* EXERCISE TASK *
Within the records below, find each line that holds the string "pháp", then copy it.

BEGIN SUPPLIED MATERIAL

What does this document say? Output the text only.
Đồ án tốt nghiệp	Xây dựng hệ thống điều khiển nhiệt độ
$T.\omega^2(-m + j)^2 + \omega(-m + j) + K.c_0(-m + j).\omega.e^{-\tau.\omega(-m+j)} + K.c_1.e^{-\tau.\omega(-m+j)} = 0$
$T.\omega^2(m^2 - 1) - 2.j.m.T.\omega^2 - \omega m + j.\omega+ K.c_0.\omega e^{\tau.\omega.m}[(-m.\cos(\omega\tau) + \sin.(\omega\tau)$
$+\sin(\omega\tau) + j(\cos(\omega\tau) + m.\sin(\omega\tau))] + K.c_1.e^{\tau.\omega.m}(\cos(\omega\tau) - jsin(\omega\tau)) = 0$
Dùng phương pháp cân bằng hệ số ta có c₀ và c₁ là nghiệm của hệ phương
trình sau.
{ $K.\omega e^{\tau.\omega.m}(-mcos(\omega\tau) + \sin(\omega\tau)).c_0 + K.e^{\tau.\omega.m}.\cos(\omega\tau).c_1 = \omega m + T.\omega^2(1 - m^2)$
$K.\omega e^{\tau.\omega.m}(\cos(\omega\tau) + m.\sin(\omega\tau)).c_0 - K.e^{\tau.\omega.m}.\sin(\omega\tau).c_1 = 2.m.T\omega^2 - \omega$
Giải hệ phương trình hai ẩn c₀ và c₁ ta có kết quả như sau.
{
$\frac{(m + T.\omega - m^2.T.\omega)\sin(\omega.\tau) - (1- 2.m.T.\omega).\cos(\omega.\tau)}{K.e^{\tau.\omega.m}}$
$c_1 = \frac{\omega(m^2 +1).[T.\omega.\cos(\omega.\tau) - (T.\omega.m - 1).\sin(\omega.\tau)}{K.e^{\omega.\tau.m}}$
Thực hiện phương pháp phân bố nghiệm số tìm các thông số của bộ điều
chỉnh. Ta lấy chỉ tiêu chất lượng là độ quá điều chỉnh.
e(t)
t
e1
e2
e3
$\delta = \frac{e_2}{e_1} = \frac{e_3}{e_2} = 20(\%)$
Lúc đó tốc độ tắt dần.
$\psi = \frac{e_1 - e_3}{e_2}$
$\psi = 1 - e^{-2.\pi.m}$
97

END SUPPLIED MATERIAL

* RESPONSE TO THIS EXERCISE *
Dùng phương pháp cân bằng hệ số ta có c₀ và c₁ là nghiệm của hệ phương
Thực hiện phương pháp phân bố nghiệm số tìm các thông số của bộ điều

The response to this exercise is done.